* _WHAT IS ASKED_
Scan the listing below and copy every line holding "title".

[START DATA SHOWN]

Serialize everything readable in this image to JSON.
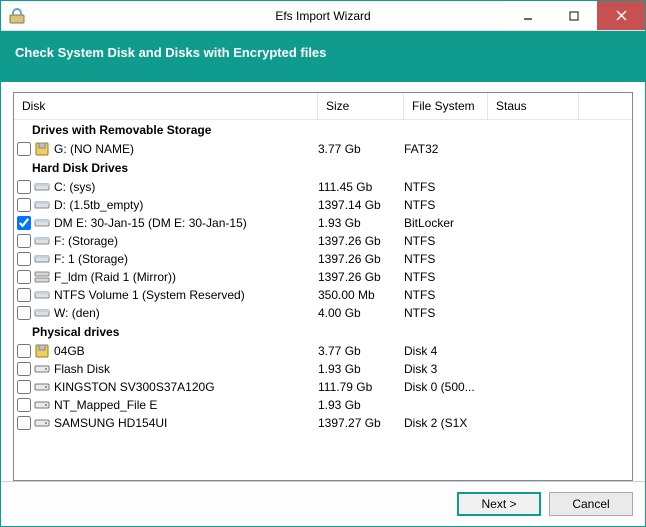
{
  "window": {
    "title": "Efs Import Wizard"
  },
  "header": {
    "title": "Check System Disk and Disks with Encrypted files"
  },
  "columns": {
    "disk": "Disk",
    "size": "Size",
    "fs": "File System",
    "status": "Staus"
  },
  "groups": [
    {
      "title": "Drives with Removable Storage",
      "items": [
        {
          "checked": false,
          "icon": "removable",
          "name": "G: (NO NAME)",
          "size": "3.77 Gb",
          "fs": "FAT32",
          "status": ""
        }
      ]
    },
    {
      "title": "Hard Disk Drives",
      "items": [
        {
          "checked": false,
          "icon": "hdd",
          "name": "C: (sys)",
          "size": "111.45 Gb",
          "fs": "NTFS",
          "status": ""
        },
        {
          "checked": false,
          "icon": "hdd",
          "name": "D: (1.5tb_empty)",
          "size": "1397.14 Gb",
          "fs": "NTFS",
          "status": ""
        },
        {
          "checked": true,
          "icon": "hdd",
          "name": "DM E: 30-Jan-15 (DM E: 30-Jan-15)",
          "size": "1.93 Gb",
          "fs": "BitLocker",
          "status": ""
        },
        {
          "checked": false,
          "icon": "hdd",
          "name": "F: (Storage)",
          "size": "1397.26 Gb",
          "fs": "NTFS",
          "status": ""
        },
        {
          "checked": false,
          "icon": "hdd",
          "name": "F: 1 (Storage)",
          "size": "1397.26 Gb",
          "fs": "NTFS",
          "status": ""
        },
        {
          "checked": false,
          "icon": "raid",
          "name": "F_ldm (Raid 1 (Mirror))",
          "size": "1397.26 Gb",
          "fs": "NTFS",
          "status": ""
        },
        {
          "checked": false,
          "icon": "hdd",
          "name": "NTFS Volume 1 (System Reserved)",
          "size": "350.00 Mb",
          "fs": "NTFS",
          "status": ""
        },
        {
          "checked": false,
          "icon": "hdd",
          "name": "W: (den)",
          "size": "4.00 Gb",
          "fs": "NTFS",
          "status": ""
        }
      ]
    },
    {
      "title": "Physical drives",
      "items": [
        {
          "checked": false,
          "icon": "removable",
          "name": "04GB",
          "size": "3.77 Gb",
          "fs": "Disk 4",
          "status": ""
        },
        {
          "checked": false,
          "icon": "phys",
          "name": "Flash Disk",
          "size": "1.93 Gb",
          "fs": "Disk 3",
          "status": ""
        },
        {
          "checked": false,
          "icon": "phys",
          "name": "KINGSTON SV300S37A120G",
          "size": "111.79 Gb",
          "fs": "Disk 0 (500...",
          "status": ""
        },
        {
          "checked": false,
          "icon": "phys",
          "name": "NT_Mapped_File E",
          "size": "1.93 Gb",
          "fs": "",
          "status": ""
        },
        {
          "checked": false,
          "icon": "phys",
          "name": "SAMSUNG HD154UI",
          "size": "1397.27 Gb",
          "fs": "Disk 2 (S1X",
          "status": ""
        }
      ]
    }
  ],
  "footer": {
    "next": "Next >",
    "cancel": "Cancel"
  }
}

[END DATA SHOWN]
[START DATA SHOWN]

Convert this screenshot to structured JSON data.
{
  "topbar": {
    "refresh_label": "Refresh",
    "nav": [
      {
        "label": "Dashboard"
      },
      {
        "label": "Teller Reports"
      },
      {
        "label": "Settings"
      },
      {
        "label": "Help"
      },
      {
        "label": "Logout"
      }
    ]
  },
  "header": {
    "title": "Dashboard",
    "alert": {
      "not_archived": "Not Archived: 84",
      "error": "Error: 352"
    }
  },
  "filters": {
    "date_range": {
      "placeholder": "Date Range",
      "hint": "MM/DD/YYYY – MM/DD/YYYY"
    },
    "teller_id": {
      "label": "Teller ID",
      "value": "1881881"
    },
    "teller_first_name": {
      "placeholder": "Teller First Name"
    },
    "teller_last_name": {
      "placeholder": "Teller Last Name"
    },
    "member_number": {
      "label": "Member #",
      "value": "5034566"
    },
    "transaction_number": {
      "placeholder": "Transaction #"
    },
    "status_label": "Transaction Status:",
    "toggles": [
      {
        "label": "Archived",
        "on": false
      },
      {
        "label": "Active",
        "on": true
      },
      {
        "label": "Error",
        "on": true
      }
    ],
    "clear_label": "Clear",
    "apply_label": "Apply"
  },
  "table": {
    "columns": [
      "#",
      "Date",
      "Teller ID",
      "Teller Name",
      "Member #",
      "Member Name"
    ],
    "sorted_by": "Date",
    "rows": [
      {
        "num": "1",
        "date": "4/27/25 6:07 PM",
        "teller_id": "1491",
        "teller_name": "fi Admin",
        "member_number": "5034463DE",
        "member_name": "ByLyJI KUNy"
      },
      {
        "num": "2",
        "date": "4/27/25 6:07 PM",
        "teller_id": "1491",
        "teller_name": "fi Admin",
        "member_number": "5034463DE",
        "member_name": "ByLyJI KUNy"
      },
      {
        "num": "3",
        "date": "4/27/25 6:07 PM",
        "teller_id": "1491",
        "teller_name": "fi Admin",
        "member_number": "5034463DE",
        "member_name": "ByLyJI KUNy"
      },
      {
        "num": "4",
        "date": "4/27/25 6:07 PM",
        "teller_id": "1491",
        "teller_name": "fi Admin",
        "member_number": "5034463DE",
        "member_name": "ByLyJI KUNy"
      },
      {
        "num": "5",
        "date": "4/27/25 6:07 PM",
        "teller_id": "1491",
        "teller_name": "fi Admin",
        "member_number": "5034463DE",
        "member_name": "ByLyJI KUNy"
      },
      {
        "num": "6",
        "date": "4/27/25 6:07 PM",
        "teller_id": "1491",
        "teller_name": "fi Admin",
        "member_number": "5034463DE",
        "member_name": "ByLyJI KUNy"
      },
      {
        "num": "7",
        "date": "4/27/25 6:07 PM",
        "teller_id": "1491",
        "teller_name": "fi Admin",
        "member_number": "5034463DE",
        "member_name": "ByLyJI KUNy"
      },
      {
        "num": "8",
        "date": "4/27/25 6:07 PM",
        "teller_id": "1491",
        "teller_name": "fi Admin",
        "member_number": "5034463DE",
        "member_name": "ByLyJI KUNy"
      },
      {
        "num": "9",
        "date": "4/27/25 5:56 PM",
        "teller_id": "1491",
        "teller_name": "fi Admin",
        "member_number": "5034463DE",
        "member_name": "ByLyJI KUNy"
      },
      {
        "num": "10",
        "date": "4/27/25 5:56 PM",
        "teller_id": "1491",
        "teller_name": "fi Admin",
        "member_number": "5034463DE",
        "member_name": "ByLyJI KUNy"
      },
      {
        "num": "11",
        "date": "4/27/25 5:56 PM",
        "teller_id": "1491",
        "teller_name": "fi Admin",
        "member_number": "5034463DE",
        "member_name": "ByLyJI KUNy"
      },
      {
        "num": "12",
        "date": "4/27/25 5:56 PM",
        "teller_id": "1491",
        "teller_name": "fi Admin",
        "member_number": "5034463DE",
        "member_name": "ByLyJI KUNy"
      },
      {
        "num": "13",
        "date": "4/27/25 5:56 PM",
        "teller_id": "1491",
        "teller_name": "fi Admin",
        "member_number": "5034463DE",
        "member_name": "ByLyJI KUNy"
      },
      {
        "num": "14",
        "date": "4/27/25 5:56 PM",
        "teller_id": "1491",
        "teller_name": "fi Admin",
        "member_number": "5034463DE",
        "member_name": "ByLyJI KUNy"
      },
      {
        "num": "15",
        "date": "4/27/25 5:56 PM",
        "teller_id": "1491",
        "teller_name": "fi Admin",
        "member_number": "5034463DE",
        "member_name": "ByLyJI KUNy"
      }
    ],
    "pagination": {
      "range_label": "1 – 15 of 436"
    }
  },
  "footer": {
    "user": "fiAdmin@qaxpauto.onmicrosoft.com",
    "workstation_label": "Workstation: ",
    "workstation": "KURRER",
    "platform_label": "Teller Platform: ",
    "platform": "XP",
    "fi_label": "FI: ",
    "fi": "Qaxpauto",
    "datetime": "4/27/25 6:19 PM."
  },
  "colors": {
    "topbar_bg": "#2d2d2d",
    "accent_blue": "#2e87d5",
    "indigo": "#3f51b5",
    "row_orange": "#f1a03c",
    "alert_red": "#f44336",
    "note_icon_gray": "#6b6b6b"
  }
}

[END DATA SHOWN]

* _CORRECT OUTPUT_
    "title": "Efs Import Wizard"
    "title": "Check System Disk and Disks with Encrypted files"
      "title": "Drives with Removable Storage",
      "title": "Hard Disk Drives",
      "title": "Physical drives",
    "title": "Dashboard",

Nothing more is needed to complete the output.